Stated goal :: Can you write out the whole listing exactly?

Input records ::
◇ ◇ ◇ ◇ ◇ ◇ ◇
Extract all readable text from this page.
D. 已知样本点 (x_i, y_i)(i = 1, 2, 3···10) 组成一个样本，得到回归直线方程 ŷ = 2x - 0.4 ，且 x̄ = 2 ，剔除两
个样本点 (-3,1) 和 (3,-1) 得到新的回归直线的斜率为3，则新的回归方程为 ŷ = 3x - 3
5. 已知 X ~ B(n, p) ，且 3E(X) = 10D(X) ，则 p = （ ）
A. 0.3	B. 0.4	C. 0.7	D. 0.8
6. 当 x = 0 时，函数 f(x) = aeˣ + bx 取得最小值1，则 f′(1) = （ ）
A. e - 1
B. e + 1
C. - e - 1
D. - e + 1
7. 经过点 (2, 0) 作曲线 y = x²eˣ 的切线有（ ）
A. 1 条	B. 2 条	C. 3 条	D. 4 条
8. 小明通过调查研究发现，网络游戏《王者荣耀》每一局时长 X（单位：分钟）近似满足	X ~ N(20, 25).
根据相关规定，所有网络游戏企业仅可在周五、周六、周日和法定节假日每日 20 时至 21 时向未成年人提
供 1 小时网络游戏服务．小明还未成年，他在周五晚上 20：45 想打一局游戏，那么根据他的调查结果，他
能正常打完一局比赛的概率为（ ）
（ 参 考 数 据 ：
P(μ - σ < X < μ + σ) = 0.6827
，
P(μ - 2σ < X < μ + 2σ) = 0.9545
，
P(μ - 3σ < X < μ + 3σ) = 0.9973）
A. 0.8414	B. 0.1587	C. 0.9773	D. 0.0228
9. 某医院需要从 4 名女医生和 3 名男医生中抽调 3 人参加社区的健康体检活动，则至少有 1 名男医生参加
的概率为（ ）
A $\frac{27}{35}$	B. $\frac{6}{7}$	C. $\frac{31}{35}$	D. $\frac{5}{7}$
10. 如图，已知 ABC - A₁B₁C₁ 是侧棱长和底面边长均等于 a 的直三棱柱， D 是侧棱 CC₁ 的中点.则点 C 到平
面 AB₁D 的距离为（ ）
◇ ◇ ◇ ◇ ◇ ◇ ◇
Task answer ::
Extract all readable text from this page.
D. 已知样本点 (x_i, y_i)(i = 1, 2, 3···10) 组成一个样本，得到回归直线方程 ŷ = 2x - 0.4 ，且 x̄ = 2 ，剔除两
个样本点 (-3,1) 和 (3,-1) 得到新的回归直线的斜率为3，则新的回归方程为 ŷ = 3x - 3
5. 已知 X ~ B(n, p) ，且 3E(X) = 10D(X) ，则 p = （ ）
A. 0.3	B. 0.4	C. 0.7	D. 0.8
6. 当 x = 0 时，函数 f(x) = aeˣ + bx 取得最小值1，则 f′(1) = （ ）
A. e - 1
B. e + 1
C. - e - 1
D. - e + 1
7. 经过点 (2, 0) 作曲线 y = x²eˣ 的切线有（ ）
A. 1 条	B. 2 条	C. 3 条	D. 4 条
8. 小明通过调查研究发现，网络游戏《王者荣耀》每一局时长 X（单位：分钟）近似满足	X ~ N(20, 25).
根据相关规定，所有网络游戏企业仅可在周五、周六、周日和法定节假日每日 20 时至 21 时向未成年人提
供 1 小时网络游戏服务．小明还未成年，他在周五晚上 20：45 想打一局游戏，那么根据他的调查结果，他
能正常打完一局比赛的概率为（ ）
（ 参 考 数 据 ：
P(μ - σ < X < μ + σ) = 0.6827
，
P(μ - 2σ < X < μ + 2σ) = 0.9545
，
P(μ - 3σ < X < μ + 3σ) = 0.9973）
A. 0.8414	B. 0.1587	C. 0.9773	D. 0.0228
9. 某医院需要从 4 名女医生和 3 名男医生中抽调 3 人参加社区的健康体检活动，则至少有 1 名男医生参加
的概率为（ ）
A $\frac{27}{35}$	B. $\frac{6}{7}$	C. $\frac{31}{35}$	D. $\frac{5}{7}$
10. 如图，已知 ABC - A₁B₁C₁ 是侧棱长和底面边长均等于 a 的直三棱柱， D 是侧棱 CC₁ 的中点.则点 C 到平
面 AB₁D 的距离为（ ）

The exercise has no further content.